··· Data ···

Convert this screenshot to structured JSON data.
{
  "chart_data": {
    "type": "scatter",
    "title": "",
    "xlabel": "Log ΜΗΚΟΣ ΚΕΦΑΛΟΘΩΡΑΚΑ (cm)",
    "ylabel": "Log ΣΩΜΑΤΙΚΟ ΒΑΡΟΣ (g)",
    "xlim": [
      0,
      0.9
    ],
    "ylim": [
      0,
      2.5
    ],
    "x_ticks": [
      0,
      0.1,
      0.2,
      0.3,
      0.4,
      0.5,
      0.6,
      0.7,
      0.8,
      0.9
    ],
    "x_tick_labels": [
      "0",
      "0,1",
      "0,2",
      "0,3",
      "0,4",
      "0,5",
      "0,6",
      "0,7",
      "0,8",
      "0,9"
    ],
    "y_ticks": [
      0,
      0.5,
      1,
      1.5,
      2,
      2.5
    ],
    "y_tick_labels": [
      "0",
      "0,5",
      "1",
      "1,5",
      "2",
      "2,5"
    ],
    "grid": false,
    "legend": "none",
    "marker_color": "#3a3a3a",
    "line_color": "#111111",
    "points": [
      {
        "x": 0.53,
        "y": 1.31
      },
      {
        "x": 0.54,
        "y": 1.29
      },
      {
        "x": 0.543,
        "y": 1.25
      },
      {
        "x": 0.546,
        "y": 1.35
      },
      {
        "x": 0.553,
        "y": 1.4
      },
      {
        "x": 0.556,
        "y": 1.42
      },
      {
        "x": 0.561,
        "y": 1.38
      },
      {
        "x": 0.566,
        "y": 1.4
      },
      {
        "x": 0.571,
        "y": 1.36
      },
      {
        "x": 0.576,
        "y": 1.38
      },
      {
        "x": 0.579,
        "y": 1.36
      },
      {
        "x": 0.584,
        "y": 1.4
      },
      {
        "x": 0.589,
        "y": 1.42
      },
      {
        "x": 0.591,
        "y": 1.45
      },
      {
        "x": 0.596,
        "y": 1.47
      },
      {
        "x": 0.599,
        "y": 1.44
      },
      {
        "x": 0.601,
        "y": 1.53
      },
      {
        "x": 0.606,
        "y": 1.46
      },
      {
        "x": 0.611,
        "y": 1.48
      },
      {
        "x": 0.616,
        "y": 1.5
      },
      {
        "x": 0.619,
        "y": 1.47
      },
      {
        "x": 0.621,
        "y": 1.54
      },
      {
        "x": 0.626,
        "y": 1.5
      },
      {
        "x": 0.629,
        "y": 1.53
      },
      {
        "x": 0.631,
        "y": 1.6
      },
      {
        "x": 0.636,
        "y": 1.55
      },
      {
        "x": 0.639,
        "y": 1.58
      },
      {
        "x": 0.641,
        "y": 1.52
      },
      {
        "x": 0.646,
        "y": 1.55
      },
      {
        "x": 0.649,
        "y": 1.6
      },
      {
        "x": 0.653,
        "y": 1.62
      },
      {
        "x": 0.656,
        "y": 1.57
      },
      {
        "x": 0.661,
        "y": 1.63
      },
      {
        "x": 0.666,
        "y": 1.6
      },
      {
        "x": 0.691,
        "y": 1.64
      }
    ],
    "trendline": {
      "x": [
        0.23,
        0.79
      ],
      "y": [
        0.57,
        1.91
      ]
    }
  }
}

···
··· Data ···

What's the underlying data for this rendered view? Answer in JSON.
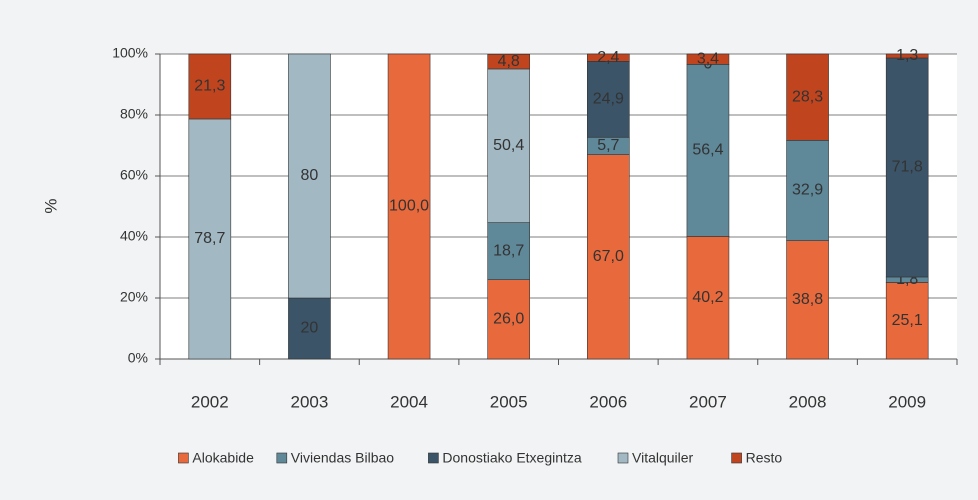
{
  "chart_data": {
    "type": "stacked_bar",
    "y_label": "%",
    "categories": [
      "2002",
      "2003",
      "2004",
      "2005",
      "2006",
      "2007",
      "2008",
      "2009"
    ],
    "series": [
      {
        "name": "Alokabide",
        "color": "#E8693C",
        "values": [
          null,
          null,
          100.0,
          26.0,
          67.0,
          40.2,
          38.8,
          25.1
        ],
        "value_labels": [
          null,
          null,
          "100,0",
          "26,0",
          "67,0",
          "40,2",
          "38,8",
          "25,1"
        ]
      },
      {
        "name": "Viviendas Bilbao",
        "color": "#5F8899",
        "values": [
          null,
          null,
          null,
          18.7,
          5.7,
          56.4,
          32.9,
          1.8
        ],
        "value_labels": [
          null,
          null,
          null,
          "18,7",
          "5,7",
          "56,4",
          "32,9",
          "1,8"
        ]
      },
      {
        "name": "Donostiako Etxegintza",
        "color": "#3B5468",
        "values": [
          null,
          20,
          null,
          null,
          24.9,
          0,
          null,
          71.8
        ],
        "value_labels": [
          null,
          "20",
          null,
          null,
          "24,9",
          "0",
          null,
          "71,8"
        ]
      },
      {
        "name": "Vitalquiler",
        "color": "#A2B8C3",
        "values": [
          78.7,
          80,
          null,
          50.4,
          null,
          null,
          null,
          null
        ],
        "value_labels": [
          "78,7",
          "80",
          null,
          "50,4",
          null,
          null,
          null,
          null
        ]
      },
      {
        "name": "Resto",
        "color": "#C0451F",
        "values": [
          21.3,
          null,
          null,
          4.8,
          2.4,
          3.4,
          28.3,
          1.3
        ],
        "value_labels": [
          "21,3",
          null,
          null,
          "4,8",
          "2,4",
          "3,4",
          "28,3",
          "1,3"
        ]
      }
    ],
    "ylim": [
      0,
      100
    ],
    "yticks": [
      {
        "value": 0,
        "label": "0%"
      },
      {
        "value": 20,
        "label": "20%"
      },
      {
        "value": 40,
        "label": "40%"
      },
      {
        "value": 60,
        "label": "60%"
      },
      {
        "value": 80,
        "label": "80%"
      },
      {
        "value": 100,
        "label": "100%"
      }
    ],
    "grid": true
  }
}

···

▶ **Exercise task**
Copy each line of the records above that carries the word "JSON".

▶ **Exercise output**
Convert this screenshot to structured JSON data.
What's the underlying data for this rendered view? Answer in JSON.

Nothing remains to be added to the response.